• Prompt
Which lines contain the word "where"? Return each of them as written.

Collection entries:
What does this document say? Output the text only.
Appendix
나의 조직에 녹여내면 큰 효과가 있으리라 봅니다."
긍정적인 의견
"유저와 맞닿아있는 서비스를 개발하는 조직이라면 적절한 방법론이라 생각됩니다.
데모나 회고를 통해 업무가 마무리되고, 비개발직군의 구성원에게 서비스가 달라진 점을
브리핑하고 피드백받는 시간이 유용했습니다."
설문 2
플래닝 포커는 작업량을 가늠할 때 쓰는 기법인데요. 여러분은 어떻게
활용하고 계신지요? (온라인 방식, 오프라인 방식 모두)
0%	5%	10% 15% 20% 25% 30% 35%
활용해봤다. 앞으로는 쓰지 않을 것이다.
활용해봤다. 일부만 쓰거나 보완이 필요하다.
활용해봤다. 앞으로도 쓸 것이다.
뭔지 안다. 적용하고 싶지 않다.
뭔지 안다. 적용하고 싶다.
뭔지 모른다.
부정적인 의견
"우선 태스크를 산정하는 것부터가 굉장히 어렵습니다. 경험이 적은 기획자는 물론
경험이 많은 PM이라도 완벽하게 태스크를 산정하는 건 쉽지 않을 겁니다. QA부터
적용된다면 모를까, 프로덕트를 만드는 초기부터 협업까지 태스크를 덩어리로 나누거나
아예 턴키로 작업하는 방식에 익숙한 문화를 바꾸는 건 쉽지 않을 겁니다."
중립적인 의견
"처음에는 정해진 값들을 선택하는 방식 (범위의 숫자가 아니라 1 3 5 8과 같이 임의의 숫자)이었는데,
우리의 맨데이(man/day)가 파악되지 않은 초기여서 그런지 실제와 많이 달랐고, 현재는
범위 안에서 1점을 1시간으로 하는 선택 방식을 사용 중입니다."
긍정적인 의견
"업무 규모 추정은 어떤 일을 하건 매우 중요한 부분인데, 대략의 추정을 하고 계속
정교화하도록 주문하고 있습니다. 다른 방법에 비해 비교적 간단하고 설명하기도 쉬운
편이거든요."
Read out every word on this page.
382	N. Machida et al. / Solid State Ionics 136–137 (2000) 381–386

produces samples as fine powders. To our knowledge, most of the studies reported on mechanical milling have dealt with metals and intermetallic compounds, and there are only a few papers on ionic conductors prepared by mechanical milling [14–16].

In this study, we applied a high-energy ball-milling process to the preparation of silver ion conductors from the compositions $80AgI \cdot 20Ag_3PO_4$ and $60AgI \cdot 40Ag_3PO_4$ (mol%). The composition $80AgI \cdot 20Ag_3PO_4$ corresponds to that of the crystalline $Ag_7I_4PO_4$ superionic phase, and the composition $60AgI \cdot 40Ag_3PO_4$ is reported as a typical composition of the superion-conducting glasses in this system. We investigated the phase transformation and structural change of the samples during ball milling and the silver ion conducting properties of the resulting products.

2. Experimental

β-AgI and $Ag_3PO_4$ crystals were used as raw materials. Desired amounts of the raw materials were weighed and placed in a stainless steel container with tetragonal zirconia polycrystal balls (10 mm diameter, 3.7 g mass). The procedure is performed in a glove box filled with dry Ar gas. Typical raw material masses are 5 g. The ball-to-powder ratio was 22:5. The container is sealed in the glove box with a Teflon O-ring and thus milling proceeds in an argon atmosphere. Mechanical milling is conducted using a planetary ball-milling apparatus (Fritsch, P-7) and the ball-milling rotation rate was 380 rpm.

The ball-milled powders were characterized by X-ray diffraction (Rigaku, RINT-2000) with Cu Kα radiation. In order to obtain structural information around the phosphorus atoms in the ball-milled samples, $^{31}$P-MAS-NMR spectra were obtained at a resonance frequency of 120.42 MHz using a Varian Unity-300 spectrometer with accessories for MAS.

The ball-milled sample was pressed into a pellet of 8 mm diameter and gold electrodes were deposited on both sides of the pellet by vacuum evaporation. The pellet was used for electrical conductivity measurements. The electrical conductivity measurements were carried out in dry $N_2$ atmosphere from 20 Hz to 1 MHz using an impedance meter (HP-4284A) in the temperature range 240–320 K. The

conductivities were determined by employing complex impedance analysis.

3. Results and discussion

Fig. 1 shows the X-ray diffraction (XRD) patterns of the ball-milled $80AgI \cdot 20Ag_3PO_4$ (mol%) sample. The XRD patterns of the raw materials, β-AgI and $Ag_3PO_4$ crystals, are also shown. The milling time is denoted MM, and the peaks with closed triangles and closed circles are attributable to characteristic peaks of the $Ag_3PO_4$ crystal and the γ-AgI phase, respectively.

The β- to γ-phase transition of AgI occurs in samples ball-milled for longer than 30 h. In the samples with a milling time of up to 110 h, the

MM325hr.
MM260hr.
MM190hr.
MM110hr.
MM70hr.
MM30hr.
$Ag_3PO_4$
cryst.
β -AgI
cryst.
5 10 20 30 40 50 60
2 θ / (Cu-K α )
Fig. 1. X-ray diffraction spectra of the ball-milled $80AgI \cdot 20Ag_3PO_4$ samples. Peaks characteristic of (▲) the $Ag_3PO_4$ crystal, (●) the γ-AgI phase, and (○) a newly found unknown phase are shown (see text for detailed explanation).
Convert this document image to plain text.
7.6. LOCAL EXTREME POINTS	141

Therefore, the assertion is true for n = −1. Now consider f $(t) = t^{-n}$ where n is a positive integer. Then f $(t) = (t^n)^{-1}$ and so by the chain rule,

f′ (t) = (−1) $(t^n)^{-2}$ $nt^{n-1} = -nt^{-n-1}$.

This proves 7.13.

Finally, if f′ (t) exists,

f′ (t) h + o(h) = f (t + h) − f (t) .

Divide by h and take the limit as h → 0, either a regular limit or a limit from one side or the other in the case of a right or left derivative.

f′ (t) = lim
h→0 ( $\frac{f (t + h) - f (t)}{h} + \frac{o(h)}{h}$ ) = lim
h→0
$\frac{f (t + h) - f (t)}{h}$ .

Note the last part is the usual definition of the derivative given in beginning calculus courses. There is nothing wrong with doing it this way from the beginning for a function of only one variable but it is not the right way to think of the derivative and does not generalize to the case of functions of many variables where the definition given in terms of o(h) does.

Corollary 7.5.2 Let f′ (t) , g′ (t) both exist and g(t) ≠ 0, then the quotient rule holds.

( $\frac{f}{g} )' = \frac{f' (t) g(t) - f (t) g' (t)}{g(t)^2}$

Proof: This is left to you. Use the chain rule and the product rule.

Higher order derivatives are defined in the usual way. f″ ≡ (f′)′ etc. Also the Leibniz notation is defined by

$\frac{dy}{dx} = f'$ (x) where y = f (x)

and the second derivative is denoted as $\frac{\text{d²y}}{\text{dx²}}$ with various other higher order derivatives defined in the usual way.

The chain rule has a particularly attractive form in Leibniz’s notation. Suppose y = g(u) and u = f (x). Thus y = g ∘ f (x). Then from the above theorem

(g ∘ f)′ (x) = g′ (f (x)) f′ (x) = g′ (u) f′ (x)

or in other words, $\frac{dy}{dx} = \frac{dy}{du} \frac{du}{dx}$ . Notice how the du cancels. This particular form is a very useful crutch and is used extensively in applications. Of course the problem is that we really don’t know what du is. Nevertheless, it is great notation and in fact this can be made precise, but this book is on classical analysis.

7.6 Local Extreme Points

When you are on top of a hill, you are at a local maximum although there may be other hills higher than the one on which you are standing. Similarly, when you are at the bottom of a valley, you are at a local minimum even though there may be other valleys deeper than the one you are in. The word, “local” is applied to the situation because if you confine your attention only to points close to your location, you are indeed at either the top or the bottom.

• Response to this exercise
Therefore, the assertion is true for n = −1. Now consider f $(t) = t^{-n}$ where n is a positive integer. Then f $(t) = (t^n)^{-1}$ and so by the chain rule,
Note the last part is the usual definition of the derivative given in beginning calculus courses. There is nothing wrong with doing it this way from the beginning for a function of only one variable but it is not the right way to think of the derivative and does not generalize to the case of functions of many variables where the definition given in terms of o(h) does.
$\frac{dy}{dx} = f'$ (x) where y = f (x)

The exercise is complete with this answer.